§ **EXERCISE DESCRIPTION**
Can all of these lines be returned exactly?

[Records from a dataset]
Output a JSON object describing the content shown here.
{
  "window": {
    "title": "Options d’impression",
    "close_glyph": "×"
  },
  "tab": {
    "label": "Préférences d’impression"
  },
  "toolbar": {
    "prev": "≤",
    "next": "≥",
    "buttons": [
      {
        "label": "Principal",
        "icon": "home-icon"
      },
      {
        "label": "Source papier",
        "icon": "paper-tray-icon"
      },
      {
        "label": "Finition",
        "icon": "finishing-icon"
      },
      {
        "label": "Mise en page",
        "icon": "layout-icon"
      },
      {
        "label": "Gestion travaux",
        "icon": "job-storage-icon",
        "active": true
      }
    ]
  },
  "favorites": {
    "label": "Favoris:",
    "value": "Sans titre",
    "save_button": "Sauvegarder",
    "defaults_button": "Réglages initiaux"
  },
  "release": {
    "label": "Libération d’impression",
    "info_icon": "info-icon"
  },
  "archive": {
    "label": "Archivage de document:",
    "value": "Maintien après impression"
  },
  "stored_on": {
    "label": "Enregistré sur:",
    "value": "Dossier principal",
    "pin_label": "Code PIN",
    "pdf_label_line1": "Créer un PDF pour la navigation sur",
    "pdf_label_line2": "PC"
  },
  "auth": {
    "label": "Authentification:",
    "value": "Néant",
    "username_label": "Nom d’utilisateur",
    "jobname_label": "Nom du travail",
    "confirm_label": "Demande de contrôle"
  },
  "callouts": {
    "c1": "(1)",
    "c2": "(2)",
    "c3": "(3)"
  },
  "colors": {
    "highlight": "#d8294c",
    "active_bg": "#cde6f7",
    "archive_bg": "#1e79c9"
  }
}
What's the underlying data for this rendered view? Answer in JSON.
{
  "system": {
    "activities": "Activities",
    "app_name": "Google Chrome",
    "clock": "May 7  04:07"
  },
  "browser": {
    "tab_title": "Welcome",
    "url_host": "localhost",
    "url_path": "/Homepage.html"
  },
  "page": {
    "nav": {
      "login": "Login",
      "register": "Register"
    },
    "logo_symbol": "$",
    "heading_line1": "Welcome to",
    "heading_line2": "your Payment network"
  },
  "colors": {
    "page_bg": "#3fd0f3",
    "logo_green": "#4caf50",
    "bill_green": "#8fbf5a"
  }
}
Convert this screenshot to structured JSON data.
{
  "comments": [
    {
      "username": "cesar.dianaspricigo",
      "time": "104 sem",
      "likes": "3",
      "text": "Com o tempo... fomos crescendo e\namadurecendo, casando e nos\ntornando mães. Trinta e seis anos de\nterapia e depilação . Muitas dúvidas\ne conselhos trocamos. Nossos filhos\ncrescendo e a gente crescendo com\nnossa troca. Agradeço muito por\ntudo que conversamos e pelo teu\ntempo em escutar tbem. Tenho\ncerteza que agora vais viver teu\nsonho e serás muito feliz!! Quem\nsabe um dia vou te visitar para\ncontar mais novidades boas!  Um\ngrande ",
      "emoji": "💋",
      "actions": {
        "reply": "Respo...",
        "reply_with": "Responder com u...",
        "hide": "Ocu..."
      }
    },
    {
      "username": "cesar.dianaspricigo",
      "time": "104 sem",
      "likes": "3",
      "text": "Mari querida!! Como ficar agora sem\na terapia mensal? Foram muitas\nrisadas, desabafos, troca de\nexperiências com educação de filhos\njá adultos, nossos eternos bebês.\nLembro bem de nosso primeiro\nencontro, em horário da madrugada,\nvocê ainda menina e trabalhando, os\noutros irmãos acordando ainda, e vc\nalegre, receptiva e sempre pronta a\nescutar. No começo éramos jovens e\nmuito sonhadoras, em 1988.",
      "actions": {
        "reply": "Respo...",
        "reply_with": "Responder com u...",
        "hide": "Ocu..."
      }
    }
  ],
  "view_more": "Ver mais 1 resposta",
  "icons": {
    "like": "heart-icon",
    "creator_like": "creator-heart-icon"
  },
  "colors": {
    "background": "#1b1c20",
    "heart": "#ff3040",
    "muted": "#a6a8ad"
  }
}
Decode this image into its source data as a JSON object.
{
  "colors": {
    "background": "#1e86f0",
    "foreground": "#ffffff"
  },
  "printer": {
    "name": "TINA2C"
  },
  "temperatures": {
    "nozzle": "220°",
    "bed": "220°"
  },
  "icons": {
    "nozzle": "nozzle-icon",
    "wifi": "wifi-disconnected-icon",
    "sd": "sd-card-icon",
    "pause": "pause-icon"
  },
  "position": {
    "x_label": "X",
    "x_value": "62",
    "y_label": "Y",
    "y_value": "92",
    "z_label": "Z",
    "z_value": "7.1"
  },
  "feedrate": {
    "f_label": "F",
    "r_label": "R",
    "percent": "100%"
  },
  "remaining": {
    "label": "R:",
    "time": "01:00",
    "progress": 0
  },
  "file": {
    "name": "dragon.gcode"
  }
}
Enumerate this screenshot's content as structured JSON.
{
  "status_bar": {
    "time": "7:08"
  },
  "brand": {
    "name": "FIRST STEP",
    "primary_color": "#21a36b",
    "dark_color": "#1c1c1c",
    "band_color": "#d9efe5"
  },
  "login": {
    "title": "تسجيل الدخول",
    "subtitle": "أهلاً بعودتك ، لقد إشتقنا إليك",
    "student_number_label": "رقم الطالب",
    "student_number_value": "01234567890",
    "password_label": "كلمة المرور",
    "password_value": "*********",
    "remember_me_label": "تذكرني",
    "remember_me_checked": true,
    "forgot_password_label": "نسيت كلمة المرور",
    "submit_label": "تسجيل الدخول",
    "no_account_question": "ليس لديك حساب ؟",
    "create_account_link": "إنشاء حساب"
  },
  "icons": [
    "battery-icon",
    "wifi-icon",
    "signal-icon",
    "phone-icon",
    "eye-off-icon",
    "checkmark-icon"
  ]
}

§ **TASK SOLUTION**
Output a JSON object describing the content shown here.
{
  "window": {
    "title": "Options d’impression",
    "close_glyph": "×"
  },
  "tab": {
    "label": "Préférences d’impression"
  },
  "toolbar": {
    "prev": "≤",
    "next": "≥",
    "buttons": [
      {
        "label": "Principal",
        "icon": "home-icon"
      },
      {
        "label": "Source papier",
        "icon": "paper-tray-icon"
      },
      {
        "label": "Finition",
        "icon": "finishing-icon"
      },
      {
        "label": "Mise en page",
        "icon": "layout-icon"
      },
      {
        "label": "Gestion travaux",
        "icon": "job-storage-icon",
        "active": true
      }
    ]
  },
  "favorites": {
    "label": "Favoris:",
    "value": "Sans titre",
    "save_button": "Sauvegarder",
    "defaults_button": "Réglages initiaux"
  },
  "release": {
    "label": "Libération d’impression",
    "info_icon": "info-icon"
  },
  "archive": {
    "label": "Archivage de document:",
    "value": "Maintien après impression"
  },
  "stored_on": {
    "label": "Enregistré sur:",
    "value": "Dossier principal",
    "pin_label": "Code PIN",
    "pdf_label_line1": "Créer un PDF pour la navigation sur",
    "pdf_label_line2": "PC"
  },
  "auth": {
    "label": "Authentification:",
    "value": "Néant",
    "username_label": "Nom d’utilisateur",
    "jobname_label": "Nom du travail",
    "confirm_label": "Demande de contrôle"
  },
  "callouts": {
    "c1": "(1)",
    "c2": "(2)",
    "c3": "(3)"
  },
  "colors": {
    "highlight": "#d8294c",
    "active_bg": "#cde6f7",
    "archive_bg": "#1e79c9"
  }
}
What's the underlying data for this rendered view? Answer in JSON.
{
  "system": {
    "activities": "Activities",
    "app_name": "Google Chrome",
    "clock": "May 7  04:07"
  },
  "browser": {
    "tab_title": "Welcome",
    "url_host": "localhost",
    "url_path": "/Homepage.html"
  },
  "page": {
    "nav": {
      "login": "Login",
      "register": "Register"
    },
    "logo_symbol": "$",
    "heading_line1": "Welcome to",
    "heading_line2": "your Payment network"
  },
  "colors": {
    "page_bg": "#3fd0f3",
    "logo_green": "#4caf50",
    "bill_green": "#8fbf5a"
  }
}
Convert this screenshot to structured JSON data.
{
  "comments": [
    {
      "username": "cesar.dianaspricigo",
      "time": "104 sem",
      "likes": "3",
      "text": "Com o tempo... fomos crescendo e\namadurecendo, casando e nos\ntornando mães. Trinta e seis anos de\nterapia e depilação . Muitas dúvidas\ne conselhos trocamos. Nossos filhos\ncrescendo e a gente crescendo com\nnossa troca. Agradeço muito por\ntudo que conversamos e pelo teu\ntempo em escutar tbem. Tenho\ncerteza que agora vais viver teu\nsonho e serás muito feliz!! Quem\nsabe um dia vou te visitar para\ncontar mais novidades boas!  Um\ngrande ",
      "emoji": "💋",
      "actions": {
        "reply": "Respo...",
        "reply_with": "Responder com u...",
        "hide": "Ocu..."
      }
    },
    {
      "username": "cesar.dianaspricigo",
      "time": "104 sem",
      "likes": "3",
      "text": "Mari querida!! Como ficar agora sem\na terapia mensal? Foram muitas\nrisadas, desabafos, troca de\nexperiências com educação de filhos\njá adultos, nossos eternos bebês.\nLembro bem de nosso primeiro\nencontro, em horário da madrugada,\nvocê ainda menina e trabalhando, os\noutros irmãos acordando ainda, e vc\nalegre, receptiva e sempre pronta a\nescutar. No começo éramos jovens e\nmuito sonhadoras, em 1988.",
      "actions": {
        "reply": "Respo...",
        "reply_with": "Responder com u...",
        "hide": "Ocu..."
      }
    }
  ],
  "view_more": "Ver mais 1 resposta",
  "icons": {
    "like": "heart-icon",
    "creator_like": "creator-heart-icon"
  },
  "colors": {
    "background": "#1b1c20",
    "heart": "#ff3040",
    "muted": "#a6a8ad"
  }
}
Decode this image into its source data as a JSON object.
{
  "colors": {
    "background": "#1e86f0",
    "foreground": "#ffffff"
  },
  "printer": {
    "name": "TINA2C"
  },
  "temperatures": {
    "nozzle": "220°",
    "bed": "220°"
  },
  "icons": {
    "nozzle": "nozzle-icon",
    "wifi": "wifi-disconnected-icon",
    "sd": "sd-card-icon",
    "pause": "pause-icon"
  },
  "position": {
    "x_label": "X",
    "x_value": "62",
    "y_label": "Y",
    "y_value": "92",
    "z_label": "Z",
    "z_value": "7.1"
  },
  "feedrate": {
    "f_label": "F",
    "r_label": "R",
    "percent": "100%"
  },
  "remaining": {
    "label": "R:",
    "time": "01:00",
    "progress": 0
  },
  "file": {
    "name": "dragon.gcode"
  }
}
Enumerate this screenshot's content as structured JSON.
{
  "status_bar": {
    "time": "7:08"
  },
  "brand": {
    "name": "FIRST STEP",
    "primary_color": "#21a36b",
    "dark_color": "#1c1c1c",
    "band_color": "#d9efe5"
  },
  "login": {
    "title": "تسجيل الدخول",
    "subtitle": "أهلاً بعودتك ، لقد إشتقنا إليك",
    "student_number_label": "رقم الطالب",
    "student_number_value": "01234567890",
    "password_label": "كلمة المرور",
    "password_value": "*********",
    "remember_me_label": "تذكرني",
    "remember_me_checked": true,
    "forgot_password_label": "نسيت كلمة المرور",
    "submit_label": "تسجيل الدخول",
    "no_account_question": "ليس لديك حساب ؟",
    "create_account_link": "إنشاء حساب"
  },
  "icons": [
    "battery-icon",
    "wifi-icon",
    "signal-icon",
    "phone-icon",
    "eye-off-icon",
    "checkmark-icon"
  ]
}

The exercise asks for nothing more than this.